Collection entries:
____________

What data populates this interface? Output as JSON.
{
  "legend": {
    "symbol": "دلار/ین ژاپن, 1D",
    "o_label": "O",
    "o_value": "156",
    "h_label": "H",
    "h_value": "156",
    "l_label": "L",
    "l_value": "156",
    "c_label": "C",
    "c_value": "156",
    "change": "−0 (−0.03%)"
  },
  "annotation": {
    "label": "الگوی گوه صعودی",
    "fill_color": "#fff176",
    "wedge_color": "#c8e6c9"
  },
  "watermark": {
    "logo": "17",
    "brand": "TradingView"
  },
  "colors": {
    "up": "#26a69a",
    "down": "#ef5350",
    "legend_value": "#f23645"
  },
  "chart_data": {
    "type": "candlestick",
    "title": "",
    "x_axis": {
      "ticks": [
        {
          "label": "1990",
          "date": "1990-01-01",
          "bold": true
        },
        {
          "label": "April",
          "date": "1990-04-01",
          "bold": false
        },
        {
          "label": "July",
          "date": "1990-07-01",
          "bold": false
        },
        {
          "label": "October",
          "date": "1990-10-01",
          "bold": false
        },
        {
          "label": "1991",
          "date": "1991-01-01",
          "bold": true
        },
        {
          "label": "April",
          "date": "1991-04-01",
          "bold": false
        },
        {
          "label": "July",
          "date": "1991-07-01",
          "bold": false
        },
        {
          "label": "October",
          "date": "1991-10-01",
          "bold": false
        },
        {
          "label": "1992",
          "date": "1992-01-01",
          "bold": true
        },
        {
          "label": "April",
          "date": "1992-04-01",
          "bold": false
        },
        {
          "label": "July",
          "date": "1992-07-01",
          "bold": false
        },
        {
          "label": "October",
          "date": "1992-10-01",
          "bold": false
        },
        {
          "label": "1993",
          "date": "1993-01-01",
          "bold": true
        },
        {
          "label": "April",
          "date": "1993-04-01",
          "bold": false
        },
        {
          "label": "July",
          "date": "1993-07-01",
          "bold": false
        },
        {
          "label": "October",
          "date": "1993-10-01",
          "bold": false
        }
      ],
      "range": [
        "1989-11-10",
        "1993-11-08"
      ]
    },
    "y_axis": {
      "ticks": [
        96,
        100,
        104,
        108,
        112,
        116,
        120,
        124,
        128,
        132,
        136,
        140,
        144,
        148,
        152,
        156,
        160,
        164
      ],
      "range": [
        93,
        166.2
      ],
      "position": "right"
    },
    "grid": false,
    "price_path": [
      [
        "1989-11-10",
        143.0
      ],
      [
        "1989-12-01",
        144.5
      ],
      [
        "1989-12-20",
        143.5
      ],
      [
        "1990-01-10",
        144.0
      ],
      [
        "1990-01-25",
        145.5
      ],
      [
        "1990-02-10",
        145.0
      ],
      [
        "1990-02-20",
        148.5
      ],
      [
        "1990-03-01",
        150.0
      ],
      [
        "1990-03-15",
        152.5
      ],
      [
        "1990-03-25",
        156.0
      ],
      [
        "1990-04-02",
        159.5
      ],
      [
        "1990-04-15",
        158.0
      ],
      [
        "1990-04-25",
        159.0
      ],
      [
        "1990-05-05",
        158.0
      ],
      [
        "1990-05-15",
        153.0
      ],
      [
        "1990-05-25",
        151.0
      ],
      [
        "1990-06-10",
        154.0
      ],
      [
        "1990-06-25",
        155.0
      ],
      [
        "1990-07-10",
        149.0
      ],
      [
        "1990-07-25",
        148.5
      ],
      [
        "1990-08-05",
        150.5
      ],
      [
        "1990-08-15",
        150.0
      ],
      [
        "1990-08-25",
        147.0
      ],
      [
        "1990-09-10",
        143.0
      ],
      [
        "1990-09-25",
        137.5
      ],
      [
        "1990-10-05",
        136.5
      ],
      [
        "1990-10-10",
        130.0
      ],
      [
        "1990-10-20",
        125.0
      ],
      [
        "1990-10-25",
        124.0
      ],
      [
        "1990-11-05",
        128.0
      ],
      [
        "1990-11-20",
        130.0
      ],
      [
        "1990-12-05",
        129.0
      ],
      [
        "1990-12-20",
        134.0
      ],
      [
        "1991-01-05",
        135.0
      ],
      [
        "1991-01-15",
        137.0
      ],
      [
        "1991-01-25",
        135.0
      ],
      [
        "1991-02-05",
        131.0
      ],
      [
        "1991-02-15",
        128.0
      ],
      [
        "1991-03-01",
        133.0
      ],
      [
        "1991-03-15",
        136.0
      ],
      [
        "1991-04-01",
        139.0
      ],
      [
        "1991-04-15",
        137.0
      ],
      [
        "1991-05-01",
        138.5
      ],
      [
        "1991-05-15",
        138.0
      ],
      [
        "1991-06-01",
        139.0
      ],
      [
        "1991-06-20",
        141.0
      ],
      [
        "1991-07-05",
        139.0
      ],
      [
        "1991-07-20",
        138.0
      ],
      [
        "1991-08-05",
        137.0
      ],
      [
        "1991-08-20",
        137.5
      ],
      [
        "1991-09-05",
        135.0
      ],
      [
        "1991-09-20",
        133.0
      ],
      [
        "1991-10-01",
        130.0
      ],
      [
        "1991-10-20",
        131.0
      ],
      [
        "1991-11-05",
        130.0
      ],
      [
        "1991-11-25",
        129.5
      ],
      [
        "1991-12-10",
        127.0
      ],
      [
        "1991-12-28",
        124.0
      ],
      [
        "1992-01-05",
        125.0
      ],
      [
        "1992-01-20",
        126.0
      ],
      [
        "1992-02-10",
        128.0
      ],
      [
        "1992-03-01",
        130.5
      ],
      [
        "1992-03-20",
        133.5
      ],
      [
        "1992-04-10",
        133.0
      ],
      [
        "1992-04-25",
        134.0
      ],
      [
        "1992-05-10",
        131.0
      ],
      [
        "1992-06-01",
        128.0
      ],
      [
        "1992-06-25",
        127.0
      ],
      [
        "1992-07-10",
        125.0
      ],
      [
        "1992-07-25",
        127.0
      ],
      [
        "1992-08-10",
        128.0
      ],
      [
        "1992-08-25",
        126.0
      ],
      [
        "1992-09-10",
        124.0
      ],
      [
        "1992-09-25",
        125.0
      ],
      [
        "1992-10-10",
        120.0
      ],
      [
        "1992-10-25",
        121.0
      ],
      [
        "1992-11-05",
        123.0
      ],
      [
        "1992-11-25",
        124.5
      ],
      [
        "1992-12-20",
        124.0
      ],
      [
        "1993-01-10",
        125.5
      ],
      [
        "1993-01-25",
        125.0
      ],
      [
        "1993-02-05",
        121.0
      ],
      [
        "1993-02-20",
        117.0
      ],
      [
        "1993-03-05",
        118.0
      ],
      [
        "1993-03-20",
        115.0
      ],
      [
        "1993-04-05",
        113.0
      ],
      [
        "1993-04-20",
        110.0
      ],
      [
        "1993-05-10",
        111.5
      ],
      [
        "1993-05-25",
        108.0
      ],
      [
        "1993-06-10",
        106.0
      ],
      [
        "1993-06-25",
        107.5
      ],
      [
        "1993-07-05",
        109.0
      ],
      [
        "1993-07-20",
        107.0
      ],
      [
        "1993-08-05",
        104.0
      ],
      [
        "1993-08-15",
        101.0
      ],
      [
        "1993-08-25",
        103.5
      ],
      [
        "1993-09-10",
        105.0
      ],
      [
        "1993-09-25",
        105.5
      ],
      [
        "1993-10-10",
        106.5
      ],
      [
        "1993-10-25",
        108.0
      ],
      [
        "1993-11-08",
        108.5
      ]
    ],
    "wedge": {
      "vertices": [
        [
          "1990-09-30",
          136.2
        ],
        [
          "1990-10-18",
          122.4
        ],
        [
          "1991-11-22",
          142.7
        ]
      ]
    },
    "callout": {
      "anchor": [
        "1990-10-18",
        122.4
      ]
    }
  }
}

____________

Exercise details: Copy all the records above exactly, missing none.

Solution below:
What data populates this interface? Output as JSON.
{
  "legend": {
    "symbol": "دلار/ین ژاپن, 1D",
    "o_label": "O",
    "o_value": "156",
    "h_label": "H",
    "h_value": "156",
    "l_label": "L",
    "l_value": "156",
    "c_label": "C",
    "c_value": "156",
    "change": "−0 (−0.03%)"
  },
  "annotation": {
    "label": "الگوی گوه صعودی",
    "fill_color": "#fff176",
    "wedge_color": "#c8e6c9"
  },
  "watermark": {
    "logo": "17",
    "brand": "TradingView"
  },
  "colors": {
    "up": "#26a69a",
    "down": "#ef5350",
    "legend_value": "#f23645"
  },
  "chart_data": {
    "type": "candlestick",
    "title": "",
    "x_axis": {
      "ticks": [
        {
          "label": "1990",
          "date": "1990-01-01",
          "bold": true
        },
        {
          "label": "April",
          "date": "1990-04-01",
          "bold": false
        },
        {
          "label": "July",
          "date": "1990-07-01",
          "bold": false
        },
        {
          "label": "October",
          "date": "1990-10-01",
          "bold": false
        },
        {
          "label": "1991",
          "date": "1991-01-01",
          "bold": true
        },
        {
          "label": "April",
          "date": "1991-04-01",
          "bold": false
        },
        {
          "label": "July",
          "date": "1991-07-01",
          "bold": false
        },
        {
          "label": "October",
          "date": "1991-10-01",
          "bold": false
        },
        {
          "label": "1992",
          "date": "1992-01-01",
          "bold": true
        },
        {
          "label": "April",
          "date": "1992-04-01",
          "bold": false
        },
        {
          "label": "July",
          "date": "1992-07-01",
          "bold": false
        },
        {
          "label": "October",
          "date": "1992-10-01",
          "bold": false
        },
        {
          "label": "1993",
          "date": "1993-01-01",
          "bold": true
        },
        {
          "label": "April",
          "date": "1993-04-01",
          "bold": false
        },
        {
          "label": "July",
          "date": "1993-07-01",
          "bold": false
        },
        {
          "label": "October",
          "date": "1993-10-01",
          "bold": false
        }
      ],
      "range": [
        "1989-11-10",
        "1993-11-08"
      ]
    },
    "y_axis": {
      "ticks": [
        96,
        100,
        104,
        108,
        112,
        116,
        120,
        124,
        128,
        132,
        136,
        140,
        144,
        148,
        152,
        156,
        160,
        164
      ],
      "range": [
        93,
        166.2
      ],
      "position": "right"
    },
    "grid": false,
    "price_path": [
      [
        "1989-11-10",
        143.0
      ],
      [
        "1989-12-01",
        144.5
      ],
      [
        "1989-12-20",
        143.5
      ],
      [
        "1990-01-10",
        144.0
      ],
      [
        "1990-01-25",
        145.5
      ],
      [
        "1990-02-10",
        145.0
      ],
      [
        "1990-02-20",
        148.5
      ],
      [
        "1990-03-01",
        150.0
      ],
      [
        "1990-03-15",
        152.5
      ],
      [
        "1990-03-25",
        156.0
      ],
      [
        "1990-04-02",
        159.5
      ],
      [
        "1990-04-15",
        158.0
      ],
      [
        "1990-04-25",
        159.0
      ],
      [
        "1990-05-05",
        158.0
      ],
      [
        "1990-05-15",
        153.0
      ],
      [
        "1990-05-25",
        151.0
      ],
      [
        "1990-06-10",
        154.0
      ],
      [
        "1990-06-25",
        155.0
      ],
      [
        "1990-07-10",
        149.0
      ],
      [
        "1990-07-25",
        148.5
      ],
      [
        "1990-08-05",
        150.5
      ],
      [
        "1990-08-15",
        150.0
      ],
      [
        "1990-08-25",
        147.0
      ],
      [
        "1990-09-10",
        143.0
      ],
      [
        "1990-09-25",
        137.5
      ],
      [
        "1990-10-05",
        136.5
      ],
      [
        "1990-10-10",
        130.0
      ],
      [
        "1990-10-20",
        125.0
      ],
      [
        "1990-10-25",
        124.0
      ],
      [
        "1990-11-05",
        128.0
      ],
      [
        "1990-11-20",
        130.0
      ],
      [
        "1990-12-05",
        129.0
      ],
      [
        "1990-12-20",
        134.0
      ],
      [
        "1991-01-05",
        135.0
      ],
      [
        "1991-01-15",
        137.0
      ],
      [
        "1991-01-25",
        135.0
      ],
      [
        "1991-02-05",
        131.0
      ],
      [
        "1991-02-15",
        128.0
      ],
      [
        "1991-03-01",
        133.0
      ],
      [
        "1991-03-15",
        136.0
      ],
      [
        "1991-04-01",
        139.0
      ],
      [
        "1991-04-15",
        137.0
      ],
      [
        "1991-05-01",
        138.5
      ],
      [
        "1991-05-15",
        138.0
      ],
      [
        "1991-06-01",
        139.0
      ],
      [
        "1991-06-20",
        141.0
      ],
      [
        "1991-07-05",
        139.0
      ],
      [
        "1991-07-20",
        138.0
      ],
      [
        "1991-08-05",
        137.0
      ],
      [
        "1991-08-20",
        137.5
      ],
      [
        "1991-09-05",
        135.0
      ],
      [
        "1991-09-20",
        133.0
      ],
      [
        "1991-10-01",
        130.0
      ],
      [
        "1991-10-20",
        131.0
      ],
      [
        "1991-11-05",
        130.0
      ],
      [
        "1991-11-25",
        129.5
      ],
      [
        "1991-12-10",
        127.0
      ],
      [
        "1991-12-28",
        124.0
      ],
      [
        "1992-01-05",
        125.0
      ],
      [
        "1992-01-20",
        126.0
      ],
      [
        "1992-02-10",
        128.0
      ],
      [
        "1992-03-01",
        130.5
      ],
      [
        "1992-03-20",
        133.5
      ],
      [
        "1992-04-10",
        133.0
      ],
      [
        "1992-04-25",
        134.0
      ],
      [
        "1992-05-10",
        131.0
      ],
      [
        "1992-06-01",
        128.0
      ],
      [
        "1992-06-25",
        127.0
      ],
      [
        "1992-07-10",
        125.0
      ],
      [
        "1992-07-25",
        127.0
      ],
      [
        "1992-08-10",
        128.0
      ],
      [
        "1992-08-25",
        126.0
      ],
      [
        "1992-09-10",
        124.0
      ],
      [
        "1992-09-25",
        125.0
      ],
      [
        "1992-10-10",
        120.0
      ],
      [
        "1992-10-25",
        121.0
      ],
      [
        "1992-11-05",
        123.0
      ],
      [
        "1992-11-25",
        124.5
      ],
      [
        "1992-12-20",
        124.0
      ],
      [
        "1993-01-10",
        125.5
      ],
      [
        "1993-01-25",
        125.0
      ],
      [
        "1993-02-05",
        121.0
      ],
      [
        "1993-02-20",
        117.0
      ],
      [
        "1993-03-05",
        118.0
      ],
      [
        "1993-03-20",
        115.0
      ],
      [
        "1993-04-05",
        113.0
      ],
      [
        "1993-04-20",
        110.0
      ],
      [
        "1993-05-10",
        111.5
      ],
      [
        "1993-05-25",
        108.0
      ],
      [
        "1993-06-10",
        106.0
      ],
      [
        "1993-06-25",
        107.5
      ],
      [
        "1993-07-05",
        109.0
      ],
      [
        "1993-07-20",
        107.0
      ],
      [
        "1993-08-05",
        104.0
      ],
      [
        "1993-08-15",
        101.0
      ],
      [
        "1993-08-25",
        103.5
      ],
      [
        "1993-09-10",
        105.0
      ],
      [
        "1993-09-25",
        105.5
      ],
      [
        "1993-10-10",
        106.5
      ],
      [
        "1993-10-25",
        108.0
      ],
      [
        "1993-11-08",
        108.5
      ]
    ],
    "wedge": {
      "vertices": [
        [
          "1990-09-30",
          136.2
        ],
        [
          "1990-10-18",
          122.4
        ],
        [
          "1991-11-22",
          142.7
        ]
      ]
    },
    "callout": {
      "anchor": [
        "1990-10-18",
        122.4
      ]
    }
  }
}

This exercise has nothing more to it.